BEGIN Extracted records

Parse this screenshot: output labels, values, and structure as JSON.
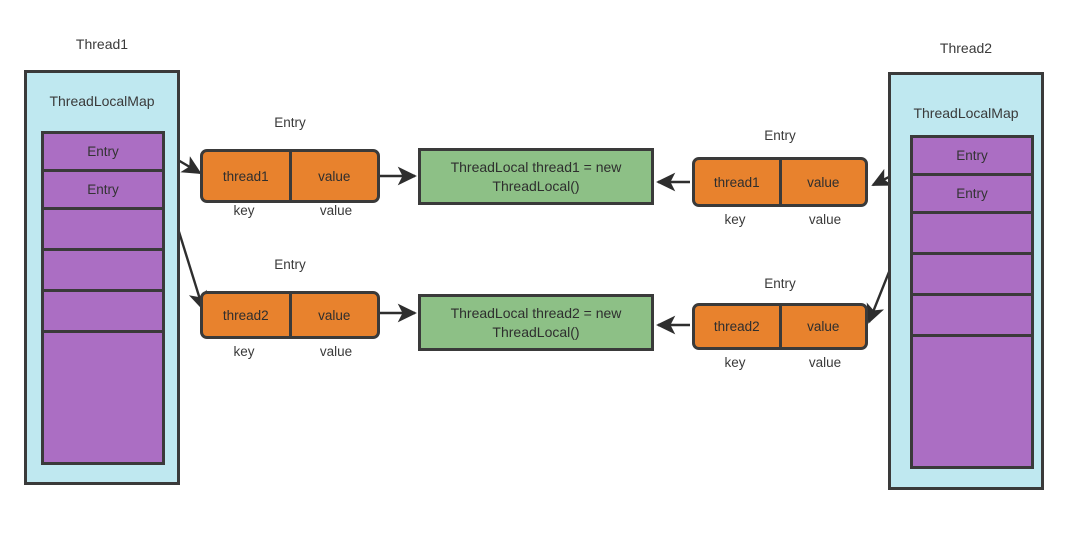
{
  "diagram": {
    "title": "ThreadLocal / ThreadLocalMap relationship",
    "colors": {
      "thread_box": "#bfe8f0",
      "slot": "#ab6ec3",
      "entry": "#e8822d",
      "threadlocal": "#8dc086",
      "stroke": "#3a3a3a",
      "background": "#ffffff"
    }
  },
  "threads": {
    "left": {
      "name": "Thread1",
      "map_label": "ThreadLocalMap",
      "slots": [
        {
          "label": "Entry",
          "filled": true
        },
        {
          "label": "Entry",
          "filled": true
        },
        {
          "label": "",
          "filled": false
        },
        {
          "label": "",
          "filled": false
        },
        {
          "label": "",
          "filled": false
        },
        {
          "label": "",
          "filled": false
        }
      ]
    },
    "right": {
      "name": "Thread2",
      "map_label": "ThreadLocalMap",
      "slots": [
        {
          "label": "Entry",
          "filled": true
        },
        {
          "label": "Entry",
          "filled": true
        },
        {
          "label": "",
          "filled": false
        },
        {
          "label": "",
          "filled": false
        },
        {
          "label": "",
          "filled": false
        },
        {
          "label": "",
          "filled": false
        }
      ]
    }
  },
  "entries": {
    "left_top": {
      "caption": "Entry",
      "key": "thread1",
      "value": "value",
      "key_label": "key",
      "value_label": "value"
    },
    "left_bottom": {
      "caption": "Entry",
      "key": "thread2",
      "value": "value",
      "key_label": "key",
      "value_label": "value"
    },
    "right_top": {
      "caption": "Entry",
      "key": "thread1",
      "value": "value",
      "key_label": "key",
      "value_label": "value"
    },
    "right_bottom": {
      "caption": "Entry",
      "key": "thread2",
      "value": "value",
      "key_label": "key",
      "value_label": "value"
    }
  },
  "threadlocals": {
    "top": {
      "line1": "ThreadLocal thread1 = new",
      "line2": "ThreadLocal()"
    },
    "bottom": {
      "line1": "ThreadLocal thread2 = new",
      "line2": "ThreadLocal()"
    }
  }
}
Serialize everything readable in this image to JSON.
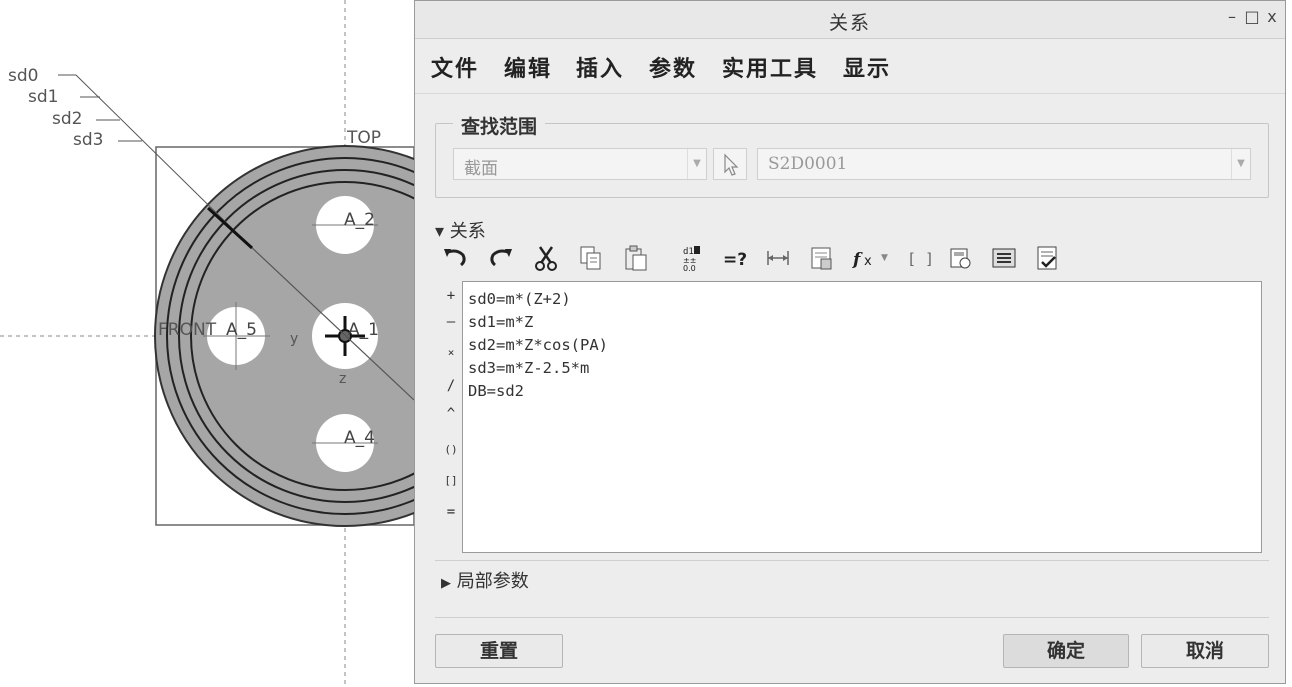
{
  "cad": {
    "dims": [
      "sd0",
      "sd1",
      "sd2",
      "sd3"
    ],
    "planes": {
      "top": "TOP",
      "front": "FRONT"
    },
    "axes": [
      "A_2",
      "A_5",
      "A_1",
      "A_4"
    ],
    "axis_y": "y",
    "axis_z": "z"
  },
  "dialog": {
    "title": "关系",
    "window_buttons": {
      "minimize": "–",
      "maximize": "□",
      "close": "x"
    },
    "menu": [
      "文件",
      "编辑",
      "插入",
      "参数",
      "实用工具",
      "显示"
    ],
    "search": {
      "legend": "查找范围",
      "scope_value": "截面",
      "object_value": "S2D0001"
    },
    "relations_header": "关系",
    "operators": [
      "+",
      "–",
      "×",
      "/",
      "^",
      "()",
      "[]",
      "="
    ],
    "relations": [
      "sd0=m*(Z+2)",
      "sd1=m*Z",
      "sd2=m*Z*cos(PA)",
      "sd3=m*Z-2.5*m",
      "DB=sd2"
    ],
    "local_params": "局部参数",
    "buttons": {
      "reset": "重置",
      "ok": "确定",
      "cancel": "取消"
    }
  }
}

END Extracted records

**Exercise description:** Strip out the images, then output the records above word for word.

**Worked solution:**
Parse this screenshot: output labels, values, and structure as JSON.
{
  "diagram": {
    "title": "ThreadLocal / ThreadLocalMap relationship",
    "colors": {
      "thread_box": "#bfe8f0",
      "slot": "#ab6ec3",
      "entry": "#e8822d",
      "threadlocal": "#8dc086",
      "stroke": "#3a3a3a",
      "background": "#ffffff"
    }
  },
  "threads": {
    "left": {
      "name": "Thread1",
      "map_label": "ThreadLocalMap",
      "slots": [
        {
          "label": "Entry",
          "filled": true
        },
        {
          "label": "Entry",
          "filled": true
        },
        {
          "label": "",
          "filled": false
        },
        {
          "label": "",
          "filled": false
        },
        {
          "label": "",
          "filled": false
        },
        {
          "label": "",
          "filled": false
        }
      ]
    },
    "right": {
      "name": "Thread2",
      "map_label": "ThreadLocalMap",
      "slots": [
        {
          "label": "Entry",
          "filled": true
        },
        {
          "label": "Entry",
          "filled": true
        },
        {
          "label": "",
          "filled": false
        },
        {
          "label": "",
          "filled": false
        },
        {
          "label": "",
          "filled": false
        },
        {
          "label": "",
          "filled": false
        }
      ]
    }
  },
  "entries": {
    "left_top": {
      "caption": "Entry",
      "key": "thread1",
      "value": "value",
      "key_label": "key",
      "value_label": "value"
    },
    "left_bottom": {
      "caption": "Entry",
      "key": "thread2",
      "value": "value",
      "key_label": "key",
      "value_label": "value"
    },
    "right_top": {
      "caption": "Entry",
      "key": "thread1",
      "value": "value",
      "key_label": "key",
      "value_label": "value"
    },
    "right_bottom": {
      "caption": "Entry",
      "key": "thread2",
      "value": "value",
      "key_label": "key",
      "value_label": "value"
    }
  },
  "threadlocals": {
    "top": {
      "line1": "ThreadLocal thread1 = new",
      "line2": "ThreadLocal()"
    },
    "bottom": {
      "line1": "ThreadLocal thread2 = new",
      "line2": "ThreadLocal()"
    }
  }
}
Serialize everything readable in this image to JSON.
{
  "cad": {
    "dims": [
      "sd0",
      "sd1",
      "sd2",
      "sd3"
    ],
    "planes": {
      "top": "TOP",
      "front": "FRONT"
    },
    "axes": [
      "A_2",
      "A_5",
      "A_1",
      "A_4"
    ],
    "axis_y": "y",
    "axis_z": "z"
  },
  "dialog": {
    "title": "关系",
    "window_buttons": {
      "minimize": "–",
      "maximize": "□",
      "close": "x"
    },
    "menu": [
      "文件",
      "编辑",
      "插入",
      "参数",
      "实用工具",
      "显示"
    ],
    "search": {
      "legend": "查找范围",
      "scope_value": "截面",
      "object_value": "S2D0001"
    },
    "relations_header": "关系",
    "operators": [
      "+",
      "–",
      "×",
      "/",
      "^",
      "()",
      "[]",
      "="
    ],
    "relations": [
      "sd0=m*(Z+2)",
      "sd1=m*Z",
      "sd2=m*Z*cos(PA)",
      "sd3=m*Z-2.5*m",
      "DB=sd2"
    ],
    "local_params": "局部参数",
    "buttons": {
      "reset": "重置",
      "ok": "确定",
      "cancel": "取消"
    }
  }
}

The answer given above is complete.